Start of SOURCE DOCUMENT

Trying to Conceive After Loss
Experts you'll learn from
When to Try Again
The decision of when to start trying to conceive again has two aspects to it. The first is the medical side, and the other side is the personal and emotional readiness.
From a medical standpoint, it’s important that the body has returned to its pre-pregnancy state. This requires two things. The first requirement is for pregnancy hormone levels to fall to the pre-pregnancy levels, and the second requirement is for the uterus to fully recover and to ensure that there's no remaining pregnancy tissue present inside the uterus.
From a personal and emotional standpoint, some patients find it most helpful to move forward and try to conceive again, to put the chapter behind them, and to have a successful pregnancy.
For others though, they need time to grieve, to heal and recover, and they'll want additional time before they get pregnant again.
In the past, there was a notion that a waiting period of a year or six months after a pregnancy loss was needed before trying again. The actual time depends partly on how far along the pregnancy was when the loss occurred. The second factor is how quickly the pregnancy resolved itself. In a case of chemical pregnancy (where a woman might have had a positive pregnancy test either on a urine test or on a blood test but not seen on an ultrasound), a person could try to conceive again the following month because hCG levels will likely return to pre-pregnancy levels very quickly.

End of SOURCE DOCUMENT
Start of SUPPLIED ENTRIES

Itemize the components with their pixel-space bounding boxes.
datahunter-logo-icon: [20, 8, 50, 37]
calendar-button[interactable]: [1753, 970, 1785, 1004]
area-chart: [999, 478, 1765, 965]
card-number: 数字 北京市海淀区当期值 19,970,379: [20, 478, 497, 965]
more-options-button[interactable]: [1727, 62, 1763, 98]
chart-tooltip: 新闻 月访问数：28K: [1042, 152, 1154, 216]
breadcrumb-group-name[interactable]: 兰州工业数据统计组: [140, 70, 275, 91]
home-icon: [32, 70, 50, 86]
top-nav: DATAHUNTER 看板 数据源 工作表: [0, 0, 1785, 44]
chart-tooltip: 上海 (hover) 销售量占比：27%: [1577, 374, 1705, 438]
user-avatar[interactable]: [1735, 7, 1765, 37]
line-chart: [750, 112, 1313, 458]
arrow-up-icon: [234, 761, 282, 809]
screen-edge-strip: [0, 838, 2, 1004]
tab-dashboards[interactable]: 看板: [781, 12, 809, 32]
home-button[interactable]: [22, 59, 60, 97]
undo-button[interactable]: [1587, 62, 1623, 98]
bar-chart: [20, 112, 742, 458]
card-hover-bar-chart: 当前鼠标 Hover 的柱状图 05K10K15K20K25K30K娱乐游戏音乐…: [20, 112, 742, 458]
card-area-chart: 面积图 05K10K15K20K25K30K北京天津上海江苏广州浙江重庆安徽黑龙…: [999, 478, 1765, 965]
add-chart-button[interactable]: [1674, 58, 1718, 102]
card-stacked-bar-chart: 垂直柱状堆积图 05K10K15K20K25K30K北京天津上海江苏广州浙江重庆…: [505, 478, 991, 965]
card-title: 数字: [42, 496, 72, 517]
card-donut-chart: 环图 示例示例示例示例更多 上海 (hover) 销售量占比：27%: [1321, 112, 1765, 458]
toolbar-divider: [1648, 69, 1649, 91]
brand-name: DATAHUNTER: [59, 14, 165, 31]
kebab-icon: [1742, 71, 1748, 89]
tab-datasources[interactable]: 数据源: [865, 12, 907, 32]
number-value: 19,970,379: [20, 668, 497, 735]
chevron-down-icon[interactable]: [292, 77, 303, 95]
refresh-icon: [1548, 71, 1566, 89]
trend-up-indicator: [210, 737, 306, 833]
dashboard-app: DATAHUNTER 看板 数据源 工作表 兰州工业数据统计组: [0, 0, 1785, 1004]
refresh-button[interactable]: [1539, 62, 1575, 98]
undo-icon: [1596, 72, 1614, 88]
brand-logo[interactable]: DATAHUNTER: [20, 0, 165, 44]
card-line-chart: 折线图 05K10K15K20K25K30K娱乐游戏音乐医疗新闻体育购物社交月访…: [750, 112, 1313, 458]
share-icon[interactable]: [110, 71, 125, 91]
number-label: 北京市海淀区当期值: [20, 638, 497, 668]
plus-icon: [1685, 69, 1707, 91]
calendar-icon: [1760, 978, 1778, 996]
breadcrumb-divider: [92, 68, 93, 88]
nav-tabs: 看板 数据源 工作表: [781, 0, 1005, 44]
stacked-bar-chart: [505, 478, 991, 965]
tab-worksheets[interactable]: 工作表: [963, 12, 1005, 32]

End of SUPPLIED ENTRIES

DIRECTIONS: Continue the text on trying to conceive after a pregnancy loss, starting right after its last sentence.

TASK RESULT:
On the other hand, in cases where the pregnancy was much further along, let's say close to nine or 10 weeks, it could take several months until the pregnancy levels have completely fallen and the uterus has completely returned to its pre-pregnancy state.
There was one study showing those who tried to conceive in a short interval of time, within three months, had a higher likelihood of a successful pregnancy than if they waited more than three months. But this wasn't a particularly well-controlled study.
At a practical level, and in light of this data, once cleared medically, making sure a person is emotionally and psychologically ready to begin trying again is the most important thing.